--- Records ---

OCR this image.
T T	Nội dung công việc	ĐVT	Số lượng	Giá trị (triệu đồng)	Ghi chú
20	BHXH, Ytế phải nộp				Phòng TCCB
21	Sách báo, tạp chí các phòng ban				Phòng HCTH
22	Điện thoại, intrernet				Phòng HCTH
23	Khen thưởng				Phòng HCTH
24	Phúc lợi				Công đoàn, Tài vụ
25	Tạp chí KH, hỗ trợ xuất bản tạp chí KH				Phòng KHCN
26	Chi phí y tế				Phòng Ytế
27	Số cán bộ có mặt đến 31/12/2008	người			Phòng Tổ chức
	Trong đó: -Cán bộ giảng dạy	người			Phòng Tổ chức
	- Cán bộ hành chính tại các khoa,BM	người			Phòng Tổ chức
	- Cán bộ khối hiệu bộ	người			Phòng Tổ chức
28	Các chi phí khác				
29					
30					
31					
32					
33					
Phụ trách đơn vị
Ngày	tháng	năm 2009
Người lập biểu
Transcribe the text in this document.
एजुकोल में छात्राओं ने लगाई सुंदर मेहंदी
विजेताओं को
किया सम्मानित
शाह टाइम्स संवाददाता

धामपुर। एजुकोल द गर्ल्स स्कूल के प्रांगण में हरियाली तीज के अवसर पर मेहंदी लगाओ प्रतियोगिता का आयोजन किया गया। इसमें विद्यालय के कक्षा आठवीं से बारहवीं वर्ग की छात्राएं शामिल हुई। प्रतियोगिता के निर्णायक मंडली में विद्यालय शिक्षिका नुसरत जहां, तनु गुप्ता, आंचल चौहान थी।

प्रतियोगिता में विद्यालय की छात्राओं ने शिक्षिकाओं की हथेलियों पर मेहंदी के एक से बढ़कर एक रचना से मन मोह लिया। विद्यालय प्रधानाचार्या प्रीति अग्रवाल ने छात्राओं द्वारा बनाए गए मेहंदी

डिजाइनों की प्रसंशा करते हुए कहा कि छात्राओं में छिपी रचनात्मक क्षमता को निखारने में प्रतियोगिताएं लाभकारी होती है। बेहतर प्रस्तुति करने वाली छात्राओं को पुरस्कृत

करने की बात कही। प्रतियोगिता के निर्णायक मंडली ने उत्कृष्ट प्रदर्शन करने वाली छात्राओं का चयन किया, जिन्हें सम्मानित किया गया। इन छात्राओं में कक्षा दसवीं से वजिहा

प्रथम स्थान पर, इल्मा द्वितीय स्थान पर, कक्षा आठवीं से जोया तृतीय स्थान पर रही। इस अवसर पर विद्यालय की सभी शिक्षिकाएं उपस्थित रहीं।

---

Written problem -> Your answer should be a single number: the count of lines holding the word "this".

Answer to the task -> 2